==== SELECTED EXTRACT ====

The better behavior with respect to charge-conservation can be observed in the following animations, which show two particles of opposing charge separating and going into the embedded boundary. (Note that a static error in divE remains at the position where the particle was absorbed, with the development branch. The propagating errors in divE are expected: they are due to electromagnetic waves reflecting on the EB.)

• development branch
  

• this PR
  

Input script: inputs.txt
Analysis script: openPMD-visualization.ipynb.txt

(An automated tests using a similar configuration has been added in a separate, follow-up PR: #5562)

Note that, as part of this PR, the above new definition has been adopted for all the finite-difference solvers, except for the ECT solver (which uses a cut-cell representation instead of a stair-case representation).

Implementation

When updating E (and when initializing the field values for E and B with a parser), we used to check somewhat complicated conditions that relied on the MultiFabs edge_lengths and face_areas.

This PR now introduces separate arrays (m_eb_update_E and m_eb_update_B, which are iMultiFab instead of MultiFab and thus take up much less memory). These arrays contain flags that keep track of where to udpate the fields (i.e. the black crosses in the above figure). These arrays are initialized in separate function (MarkUpdateECellsECT and MarkUpdateBCellsECT for the ECT sover - which preserve the previous behavior of the embedded boundary for this solver ; MarkUpdateCellsStairCase for the other FDTD solvers - which introduce the above-mentioned new stair-case definition). The code for the field pusher and field initialization uses these arrays (instead of edge_lengths and face_areas). It is thus significantly simpler and avoids duplicating complicated if conditions.

The above changes have not yet been implemented for the hybrid solver. This will instead be done in a separate PR: #5558. Once this is complete, the MultiFab edge_lengths and face_areas will not be needed anymore (except for the ECT solver), and we will thus only allocate them for the ECT solver. This should save a significant amount of memory.

[RemiLehe]

This reintroduces a function that we removed when introducing the MultiFabRegister (#5230).

It could be removed once we introduce an iMultiFabRegister.

[RemiLehe]

This function was renamed to avoid confusion with the other Mark... function.

==== RAW RECORDS ====

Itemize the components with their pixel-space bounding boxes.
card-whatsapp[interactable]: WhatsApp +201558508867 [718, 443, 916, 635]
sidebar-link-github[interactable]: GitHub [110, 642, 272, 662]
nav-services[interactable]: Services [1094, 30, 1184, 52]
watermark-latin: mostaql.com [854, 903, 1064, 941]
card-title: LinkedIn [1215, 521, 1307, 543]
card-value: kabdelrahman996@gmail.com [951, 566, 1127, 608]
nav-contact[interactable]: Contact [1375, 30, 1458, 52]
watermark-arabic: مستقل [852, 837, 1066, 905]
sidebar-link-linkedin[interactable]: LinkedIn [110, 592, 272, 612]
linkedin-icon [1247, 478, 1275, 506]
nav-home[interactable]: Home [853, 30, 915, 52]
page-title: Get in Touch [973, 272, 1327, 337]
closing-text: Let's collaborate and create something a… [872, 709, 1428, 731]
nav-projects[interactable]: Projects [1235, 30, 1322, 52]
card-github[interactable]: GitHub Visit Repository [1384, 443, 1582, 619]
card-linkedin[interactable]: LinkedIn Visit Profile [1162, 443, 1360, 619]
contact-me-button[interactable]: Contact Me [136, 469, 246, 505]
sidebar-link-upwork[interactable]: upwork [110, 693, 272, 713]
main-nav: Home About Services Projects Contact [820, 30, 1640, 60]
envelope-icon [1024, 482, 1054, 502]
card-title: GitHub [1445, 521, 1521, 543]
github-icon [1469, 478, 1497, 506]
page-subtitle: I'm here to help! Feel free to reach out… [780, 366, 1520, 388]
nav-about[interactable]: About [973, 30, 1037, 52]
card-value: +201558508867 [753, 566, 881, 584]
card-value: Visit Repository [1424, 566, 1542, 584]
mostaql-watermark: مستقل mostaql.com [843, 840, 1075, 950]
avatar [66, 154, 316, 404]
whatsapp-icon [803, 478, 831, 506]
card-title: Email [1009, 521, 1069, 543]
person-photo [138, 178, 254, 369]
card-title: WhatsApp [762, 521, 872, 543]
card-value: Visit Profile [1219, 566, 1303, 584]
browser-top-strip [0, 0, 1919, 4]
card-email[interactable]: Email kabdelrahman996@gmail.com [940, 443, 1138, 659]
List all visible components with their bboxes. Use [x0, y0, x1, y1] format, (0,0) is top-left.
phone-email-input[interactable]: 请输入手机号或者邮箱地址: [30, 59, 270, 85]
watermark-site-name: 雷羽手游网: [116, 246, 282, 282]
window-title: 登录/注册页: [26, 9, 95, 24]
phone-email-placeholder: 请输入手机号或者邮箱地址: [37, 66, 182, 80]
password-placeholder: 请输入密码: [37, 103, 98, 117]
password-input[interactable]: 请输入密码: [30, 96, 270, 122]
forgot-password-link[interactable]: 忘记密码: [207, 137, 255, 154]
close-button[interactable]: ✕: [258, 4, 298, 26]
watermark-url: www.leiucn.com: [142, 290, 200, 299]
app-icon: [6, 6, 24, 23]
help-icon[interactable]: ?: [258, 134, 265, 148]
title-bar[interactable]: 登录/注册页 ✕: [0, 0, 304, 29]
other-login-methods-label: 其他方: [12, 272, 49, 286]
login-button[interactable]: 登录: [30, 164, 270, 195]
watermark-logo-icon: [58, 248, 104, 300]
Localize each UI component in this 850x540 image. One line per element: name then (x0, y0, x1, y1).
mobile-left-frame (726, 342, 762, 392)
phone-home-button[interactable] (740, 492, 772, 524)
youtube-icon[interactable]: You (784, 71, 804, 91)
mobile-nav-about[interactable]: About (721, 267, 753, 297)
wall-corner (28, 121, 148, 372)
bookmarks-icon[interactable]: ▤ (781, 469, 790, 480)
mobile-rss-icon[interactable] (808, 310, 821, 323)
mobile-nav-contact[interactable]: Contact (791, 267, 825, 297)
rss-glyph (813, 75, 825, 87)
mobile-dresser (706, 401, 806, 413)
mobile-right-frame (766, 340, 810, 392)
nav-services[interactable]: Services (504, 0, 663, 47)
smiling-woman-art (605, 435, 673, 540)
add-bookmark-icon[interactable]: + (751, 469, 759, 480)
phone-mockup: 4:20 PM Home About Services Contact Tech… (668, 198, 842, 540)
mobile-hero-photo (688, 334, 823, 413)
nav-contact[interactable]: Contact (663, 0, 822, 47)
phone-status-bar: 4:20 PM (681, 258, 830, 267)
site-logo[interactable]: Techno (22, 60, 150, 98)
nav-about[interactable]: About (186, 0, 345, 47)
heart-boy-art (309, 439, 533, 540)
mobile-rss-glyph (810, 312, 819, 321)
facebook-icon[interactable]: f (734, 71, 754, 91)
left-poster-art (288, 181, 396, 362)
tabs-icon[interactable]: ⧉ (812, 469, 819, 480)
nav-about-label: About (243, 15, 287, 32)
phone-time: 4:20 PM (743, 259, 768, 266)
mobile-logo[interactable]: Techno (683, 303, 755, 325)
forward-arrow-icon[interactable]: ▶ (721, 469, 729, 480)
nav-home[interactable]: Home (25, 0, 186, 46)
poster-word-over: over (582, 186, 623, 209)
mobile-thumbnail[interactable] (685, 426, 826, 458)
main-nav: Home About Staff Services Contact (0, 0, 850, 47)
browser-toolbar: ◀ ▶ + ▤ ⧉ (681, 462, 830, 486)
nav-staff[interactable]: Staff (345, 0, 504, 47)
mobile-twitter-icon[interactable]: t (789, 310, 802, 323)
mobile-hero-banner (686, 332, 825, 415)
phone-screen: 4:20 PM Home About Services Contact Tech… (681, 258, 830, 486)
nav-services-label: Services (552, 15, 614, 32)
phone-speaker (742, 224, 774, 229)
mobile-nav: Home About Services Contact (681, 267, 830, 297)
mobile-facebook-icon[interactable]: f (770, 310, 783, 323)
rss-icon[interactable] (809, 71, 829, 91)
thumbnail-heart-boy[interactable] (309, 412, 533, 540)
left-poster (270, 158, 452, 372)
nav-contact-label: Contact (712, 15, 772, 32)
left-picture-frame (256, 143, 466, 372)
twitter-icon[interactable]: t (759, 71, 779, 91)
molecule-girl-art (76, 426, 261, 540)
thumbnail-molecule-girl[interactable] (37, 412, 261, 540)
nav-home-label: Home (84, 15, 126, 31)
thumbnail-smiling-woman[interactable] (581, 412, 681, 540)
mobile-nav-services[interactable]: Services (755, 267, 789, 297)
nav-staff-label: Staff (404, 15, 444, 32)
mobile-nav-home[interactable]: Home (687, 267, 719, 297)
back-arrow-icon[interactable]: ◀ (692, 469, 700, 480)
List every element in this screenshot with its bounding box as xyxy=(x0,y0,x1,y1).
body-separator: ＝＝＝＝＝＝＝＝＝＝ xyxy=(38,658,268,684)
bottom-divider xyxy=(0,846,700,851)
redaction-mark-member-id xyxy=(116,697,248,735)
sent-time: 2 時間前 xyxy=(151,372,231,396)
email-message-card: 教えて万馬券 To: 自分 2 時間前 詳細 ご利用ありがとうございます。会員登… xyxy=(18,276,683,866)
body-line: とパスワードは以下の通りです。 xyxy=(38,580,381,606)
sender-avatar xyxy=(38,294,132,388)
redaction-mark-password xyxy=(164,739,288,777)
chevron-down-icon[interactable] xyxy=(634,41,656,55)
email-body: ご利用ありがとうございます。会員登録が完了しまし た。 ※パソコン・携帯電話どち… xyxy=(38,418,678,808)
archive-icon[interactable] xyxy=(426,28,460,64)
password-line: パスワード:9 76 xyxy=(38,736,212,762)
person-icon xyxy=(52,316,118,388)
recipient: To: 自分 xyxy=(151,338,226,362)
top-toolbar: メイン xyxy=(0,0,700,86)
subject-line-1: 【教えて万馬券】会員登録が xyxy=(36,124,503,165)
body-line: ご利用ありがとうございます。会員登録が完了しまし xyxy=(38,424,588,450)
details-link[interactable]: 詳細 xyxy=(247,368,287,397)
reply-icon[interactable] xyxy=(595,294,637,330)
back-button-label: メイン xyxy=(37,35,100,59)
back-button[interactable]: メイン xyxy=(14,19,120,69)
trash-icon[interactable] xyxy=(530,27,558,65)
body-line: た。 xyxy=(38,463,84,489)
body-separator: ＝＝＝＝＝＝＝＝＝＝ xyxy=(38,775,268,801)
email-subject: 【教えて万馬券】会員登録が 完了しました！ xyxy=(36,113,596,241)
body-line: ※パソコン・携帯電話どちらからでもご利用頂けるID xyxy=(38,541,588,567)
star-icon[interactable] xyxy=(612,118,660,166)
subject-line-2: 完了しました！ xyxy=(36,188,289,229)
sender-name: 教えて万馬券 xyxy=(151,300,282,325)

====

• _INSTRUCTION 1_
Below the rows, reproduce the embedded-boundary description word for word from "The better behavior" up to and including "a stair-case representation).".
• _INSTRUCTION 2_
Using the embedded-boundary description above the rows, answer these:
(a) Which solver is excluded from the new stair-case definition adopted for the finite-difference solvers?
(b) What type are the new arrays m_eb_update_E and m_eb_update_B, instead of MultiFab?
(c) Which PR number is given for implementing the changes for the hybrid solver?

• _FULL ANSWER 1_
The better behavior with respect to charge-conservation can be observed in the following animations, which show two particles of opposing charge separating and going into the embedded boundary. (Note that a static error in divE remains at the position where the particle was absorbed, with the development branch. The propagating errors in divE are expected: they are due to electromagnetic waves reflecting on the EB.)

• development branch
  

• this PR
  

Input script: inputs.txt
Analysis script: openPMD-visualization.ipynb.txt

(An automated tests using a similar configuration has been added in a separate, follow-up PR: #5562)

Note that, as part of this PR, the above new definition has been adopted for all the finite-difference solvers, except for the ECT solver (which uses a cut-cell representation instead of a stair-case representation).

• _FULL ANSWER 2_
(a) The ECT solver.
(b) iMultiFab.
(c) #5558.